» **Stated exercise**: Track down the lines that contain "adipiscing" and copy them.

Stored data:
§ §

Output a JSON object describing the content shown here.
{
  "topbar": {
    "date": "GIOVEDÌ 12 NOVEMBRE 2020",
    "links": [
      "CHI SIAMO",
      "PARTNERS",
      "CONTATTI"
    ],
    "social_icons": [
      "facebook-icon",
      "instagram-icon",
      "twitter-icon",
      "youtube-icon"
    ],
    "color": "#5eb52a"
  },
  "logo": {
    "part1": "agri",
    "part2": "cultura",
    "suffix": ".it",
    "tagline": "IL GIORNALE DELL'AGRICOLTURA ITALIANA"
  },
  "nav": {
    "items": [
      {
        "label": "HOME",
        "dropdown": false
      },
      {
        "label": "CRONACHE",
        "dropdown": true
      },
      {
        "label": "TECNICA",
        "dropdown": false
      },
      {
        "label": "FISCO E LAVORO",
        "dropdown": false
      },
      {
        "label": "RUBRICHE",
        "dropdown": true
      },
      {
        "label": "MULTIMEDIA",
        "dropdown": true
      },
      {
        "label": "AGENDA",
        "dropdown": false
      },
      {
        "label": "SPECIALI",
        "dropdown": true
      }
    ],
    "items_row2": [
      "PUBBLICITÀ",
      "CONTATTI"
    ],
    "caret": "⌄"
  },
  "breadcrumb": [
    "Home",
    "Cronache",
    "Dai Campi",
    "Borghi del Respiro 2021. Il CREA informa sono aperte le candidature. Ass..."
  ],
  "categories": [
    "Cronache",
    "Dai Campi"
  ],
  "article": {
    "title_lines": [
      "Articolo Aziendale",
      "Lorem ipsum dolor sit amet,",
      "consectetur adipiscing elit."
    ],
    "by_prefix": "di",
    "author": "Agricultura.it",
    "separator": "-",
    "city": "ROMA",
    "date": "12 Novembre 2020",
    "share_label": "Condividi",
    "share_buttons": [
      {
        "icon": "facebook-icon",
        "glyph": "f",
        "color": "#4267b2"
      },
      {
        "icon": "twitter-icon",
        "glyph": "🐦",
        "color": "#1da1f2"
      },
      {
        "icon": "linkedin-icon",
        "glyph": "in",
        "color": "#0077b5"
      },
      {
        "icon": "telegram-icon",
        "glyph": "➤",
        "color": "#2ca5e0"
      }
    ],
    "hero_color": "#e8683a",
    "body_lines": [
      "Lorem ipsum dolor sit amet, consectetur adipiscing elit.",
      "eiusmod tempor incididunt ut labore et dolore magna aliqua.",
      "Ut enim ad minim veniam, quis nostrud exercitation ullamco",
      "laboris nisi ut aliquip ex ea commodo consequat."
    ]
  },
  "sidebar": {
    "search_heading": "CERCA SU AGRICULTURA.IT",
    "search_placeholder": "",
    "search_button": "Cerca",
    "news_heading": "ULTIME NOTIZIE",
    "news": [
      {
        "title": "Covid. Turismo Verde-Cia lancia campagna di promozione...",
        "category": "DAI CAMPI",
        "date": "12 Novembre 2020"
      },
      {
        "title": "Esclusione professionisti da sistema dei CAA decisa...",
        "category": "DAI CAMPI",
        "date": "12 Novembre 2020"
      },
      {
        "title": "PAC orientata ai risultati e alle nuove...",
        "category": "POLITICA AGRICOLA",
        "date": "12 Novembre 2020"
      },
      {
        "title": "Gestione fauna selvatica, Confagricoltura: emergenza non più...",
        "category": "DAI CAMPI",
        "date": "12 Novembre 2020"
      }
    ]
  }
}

§ §

» **Right answer**:
      "consectetur adipiscing elit."
      "Lorem ipsum dolor sit amet, consectetur adipiscing elit.",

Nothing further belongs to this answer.